→ WHAT THE TASK REQUIRES: Rewrite the records below, changing each "x-tick-label" to "x-axis-tick" and leaving everything else as it is.

━━━━━━━━━━━━━━━━━━━━

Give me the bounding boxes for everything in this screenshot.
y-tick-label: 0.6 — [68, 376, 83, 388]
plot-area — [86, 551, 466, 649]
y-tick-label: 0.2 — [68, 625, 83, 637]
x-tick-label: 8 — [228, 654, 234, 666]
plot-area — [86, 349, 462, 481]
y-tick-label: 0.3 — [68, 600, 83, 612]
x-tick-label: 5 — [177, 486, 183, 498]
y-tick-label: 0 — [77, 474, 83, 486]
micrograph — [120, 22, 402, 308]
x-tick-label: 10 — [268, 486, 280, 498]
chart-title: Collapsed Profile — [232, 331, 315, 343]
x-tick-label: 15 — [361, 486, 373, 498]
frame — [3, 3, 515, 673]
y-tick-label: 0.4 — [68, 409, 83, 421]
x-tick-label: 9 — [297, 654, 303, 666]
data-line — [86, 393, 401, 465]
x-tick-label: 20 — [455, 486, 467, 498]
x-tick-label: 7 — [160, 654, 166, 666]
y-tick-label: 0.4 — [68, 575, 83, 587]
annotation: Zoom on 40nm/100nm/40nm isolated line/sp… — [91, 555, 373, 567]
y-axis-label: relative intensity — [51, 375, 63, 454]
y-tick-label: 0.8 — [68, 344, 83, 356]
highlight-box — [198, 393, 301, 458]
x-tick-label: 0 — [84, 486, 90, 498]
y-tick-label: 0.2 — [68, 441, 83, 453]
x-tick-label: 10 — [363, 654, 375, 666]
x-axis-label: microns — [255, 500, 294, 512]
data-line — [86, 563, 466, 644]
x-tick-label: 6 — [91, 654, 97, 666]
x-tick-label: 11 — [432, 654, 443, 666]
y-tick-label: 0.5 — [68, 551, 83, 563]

━━━━━━━━━━━━━━━━━━━━

→ COMPLETE RESPONSE:
Give me the bounding boxes for everything in this screenshot.
y-tick-label: 0.6 — [68, 376, 83, 388]
plot-area — [86, 551, 466, 649]
y-tick-label: 0.2 — [68, 625, 83, 637]
x-axis-tick: 8 — [228, 654, 234, 666]
plot-area — [86, 349, 462, 481]
y-tick-label: 0.3 — [68, 600, 83, 612]
x-axis-tick: 5 — [177, 486, 183, 498]
y-tick-label: 0 — [77, 474, 83, 486]
micrograph — [120, 22, 402, 308]
x-axis-tick: 10 — [268, 486, 280, 498]
chart-title: Collapsed Profile — [232, 331, 315, 343]
x-axis-tick: 15 — [361, 486, 373, 498]
frame — [3, 3, 515, 673]
y-tick-label: 0.4 — [68, 409, 83, 421]
x-axis-tick: 9 — [297, 654, 303, 666]
data-line — [86, 393, 401, 465]
x-axis-tick: 20 — [455, 486, 467, 498]
x-axis-tick: 7 — [160, 654, 166, 666]
y-tick-label: 0.4 — [68, 575, 83, 587]
annotation: Zoom on 40nm/100nm/40nm isolated line/sp… — [91, 555, 373, 567]
y-axis-label: relative intensity — [51, 375, 63, 454]
y-tick-label: 0.8 — [68, 344, 83, 356]
highlight-box — [198, 393, 301, 458]
x-axis-tick: 0 — [84, 486, 90, 498]
y-tick-label: 0.2 — [68, 441, 83, 453]
x-axis-tick: 10 — [363, 654, 375, 666]
x-axis-label: microns — [255, 500, 294, 512]
data-line — [86, 563, 466, 644]
x-axis-tick: 6 — [91, 654, 97, 666]
x-axis-tick: 11 — [432, 654, 443, 666]
y-tick-label: 0.5 — [68, 551, 83, 563]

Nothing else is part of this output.